Locate all lines in the data below that hold "vapor" and show them.
'''
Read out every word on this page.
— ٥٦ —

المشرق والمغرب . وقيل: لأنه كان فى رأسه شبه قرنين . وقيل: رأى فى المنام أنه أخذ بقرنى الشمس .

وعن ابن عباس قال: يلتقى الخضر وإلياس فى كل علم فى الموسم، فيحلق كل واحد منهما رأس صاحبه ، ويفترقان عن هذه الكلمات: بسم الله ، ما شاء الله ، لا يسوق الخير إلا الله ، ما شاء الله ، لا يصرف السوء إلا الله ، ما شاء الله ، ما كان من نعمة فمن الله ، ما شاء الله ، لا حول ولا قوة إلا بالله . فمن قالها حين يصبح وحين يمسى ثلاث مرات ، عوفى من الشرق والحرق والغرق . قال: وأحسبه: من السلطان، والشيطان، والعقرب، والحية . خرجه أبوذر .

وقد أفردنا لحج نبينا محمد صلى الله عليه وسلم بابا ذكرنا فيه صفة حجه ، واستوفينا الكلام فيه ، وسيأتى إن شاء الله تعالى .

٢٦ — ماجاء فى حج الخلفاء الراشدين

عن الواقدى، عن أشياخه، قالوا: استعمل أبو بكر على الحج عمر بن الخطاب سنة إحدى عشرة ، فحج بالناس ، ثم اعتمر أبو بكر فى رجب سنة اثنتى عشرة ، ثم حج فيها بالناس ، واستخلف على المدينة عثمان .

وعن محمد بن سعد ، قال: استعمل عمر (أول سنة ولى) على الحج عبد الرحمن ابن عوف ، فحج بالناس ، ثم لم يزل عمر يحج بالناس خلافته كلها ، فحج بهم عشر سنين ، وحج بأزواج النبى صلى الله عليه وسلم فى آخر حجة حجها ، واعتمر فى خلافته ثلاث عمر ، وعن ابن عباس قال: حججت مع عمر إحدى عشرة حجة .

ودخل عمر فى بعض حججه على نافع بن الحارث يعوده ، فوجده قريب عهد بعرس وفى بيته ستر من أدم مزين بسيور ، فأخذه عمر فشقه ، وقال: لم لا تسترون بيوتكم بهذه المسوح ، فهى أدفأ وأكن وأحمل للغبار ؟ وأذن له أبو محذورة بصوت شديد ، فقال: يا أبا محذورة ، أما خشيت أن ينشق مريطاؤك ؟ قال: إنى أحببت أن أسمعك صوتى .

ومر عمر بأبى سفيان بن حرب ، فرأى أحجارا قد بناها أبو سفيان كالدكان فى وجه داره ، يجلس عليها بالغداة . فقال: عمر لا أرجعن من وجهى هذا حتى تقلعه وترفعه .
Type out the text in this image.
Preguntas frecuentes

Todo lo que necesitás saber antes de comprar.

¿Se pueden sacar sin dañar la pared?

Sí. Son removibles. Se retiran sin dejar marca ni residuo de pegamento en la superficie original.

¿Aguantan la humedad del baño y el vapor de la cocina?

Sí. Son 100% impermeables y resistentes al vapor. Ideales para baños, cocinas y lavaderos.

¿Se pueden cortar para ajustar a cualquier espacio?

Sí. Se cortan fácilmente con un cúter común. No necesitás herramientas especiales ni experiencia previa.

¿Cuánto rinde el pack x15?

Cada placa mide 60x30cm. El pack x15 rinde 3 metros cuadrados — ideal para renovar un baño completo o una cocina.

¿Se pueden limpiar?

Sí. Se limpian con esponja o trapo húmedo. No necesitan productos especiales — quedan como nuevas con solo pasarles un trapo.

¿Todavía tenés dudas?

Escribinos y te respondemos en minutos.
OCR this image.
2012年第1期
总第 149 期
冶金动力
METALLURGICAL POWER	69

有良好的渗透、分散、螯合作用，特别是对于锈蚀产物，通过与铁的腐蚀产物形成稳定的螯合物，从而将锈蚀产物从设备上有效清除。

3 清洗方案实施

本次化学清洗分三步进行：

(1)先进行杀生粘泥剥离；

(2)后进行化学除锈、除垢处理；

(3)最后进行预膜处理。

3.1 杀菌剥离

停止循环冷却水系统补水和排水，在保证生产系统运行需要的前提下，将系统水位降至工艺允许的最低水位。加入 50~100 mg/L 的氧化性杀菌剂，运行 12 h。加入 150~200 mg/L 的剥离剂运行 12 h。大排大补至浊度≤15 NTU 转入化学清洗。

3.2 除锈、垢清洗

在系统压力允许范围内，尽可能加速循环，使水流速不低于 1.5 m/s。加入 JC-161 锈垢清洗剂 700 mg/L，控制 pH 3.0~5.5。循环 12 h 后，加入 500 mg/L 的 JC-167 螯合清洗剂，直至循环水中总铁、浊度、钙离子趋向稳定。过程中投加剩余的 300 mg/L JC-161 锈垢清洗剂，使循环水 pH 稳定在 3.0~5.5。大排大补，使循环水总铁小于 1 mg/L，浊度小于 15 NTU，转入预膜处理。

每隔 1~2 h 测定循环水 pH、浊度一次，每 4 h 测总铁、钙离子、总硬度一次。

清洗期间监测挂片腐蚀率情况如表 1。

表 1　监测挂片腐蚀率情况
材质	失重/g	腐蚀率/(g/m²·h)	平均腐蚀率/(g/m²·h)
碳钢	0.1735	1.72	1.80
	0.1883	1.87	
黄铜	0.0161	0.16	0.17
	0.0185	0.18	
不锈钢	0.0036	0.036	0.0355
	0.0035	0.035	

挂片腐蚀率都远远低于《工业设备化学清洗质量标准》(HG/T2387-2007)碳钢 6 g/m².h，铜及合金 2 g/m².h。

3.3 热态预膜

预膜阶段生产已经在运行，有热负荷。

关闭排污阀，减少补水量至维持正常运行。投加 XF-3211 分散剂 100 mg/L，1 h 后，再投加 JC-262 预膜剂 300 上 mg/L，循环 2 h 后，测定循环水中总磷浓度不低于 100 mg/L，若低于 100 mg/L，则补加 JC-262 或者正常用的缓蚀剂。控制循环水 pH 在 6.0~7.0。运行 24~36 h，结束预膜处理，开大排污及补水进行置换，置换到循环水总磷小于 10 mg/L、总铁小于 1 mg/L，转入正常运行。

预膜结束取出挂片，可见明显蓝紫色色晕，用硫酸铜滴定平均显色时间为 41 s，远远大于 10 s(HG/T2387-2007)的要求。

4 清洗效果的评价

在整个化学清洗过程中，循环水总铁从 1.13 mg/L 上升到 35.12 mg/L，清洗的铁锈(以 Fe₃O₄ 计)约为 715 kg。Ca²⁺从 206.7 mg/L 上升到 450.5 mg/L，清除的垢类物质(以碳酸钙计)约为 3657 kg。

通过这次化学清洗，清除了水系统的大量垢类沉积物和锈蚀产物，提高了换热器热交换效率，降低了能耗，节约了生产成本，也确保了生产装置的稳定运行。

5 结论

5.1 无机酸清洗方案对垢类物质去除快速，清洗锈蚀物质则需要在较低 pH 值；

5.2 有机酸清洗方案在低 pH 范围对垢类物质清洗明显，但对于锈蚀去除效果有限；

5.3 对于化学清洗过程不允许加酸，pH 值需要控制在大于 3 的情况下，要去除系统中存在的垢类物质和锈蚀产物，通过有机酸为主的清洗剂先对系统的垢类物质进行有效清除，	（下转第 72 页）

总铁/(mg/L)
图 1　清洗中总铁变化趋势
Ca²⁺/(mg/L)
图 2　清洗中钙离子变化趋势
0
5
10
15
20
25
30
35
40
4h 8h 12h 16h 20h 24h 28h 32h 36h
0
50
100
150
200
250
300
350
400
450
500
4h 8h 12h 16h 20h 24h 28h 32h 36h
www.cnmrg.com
'''
| EXERCISE RESPONSE |
¿Aguantan la humedad del baño y el vapor de la cocina?
Sí. Son 100% impermeables y resistentes al vapor. Ideales para baños, cocinas y lavaderos.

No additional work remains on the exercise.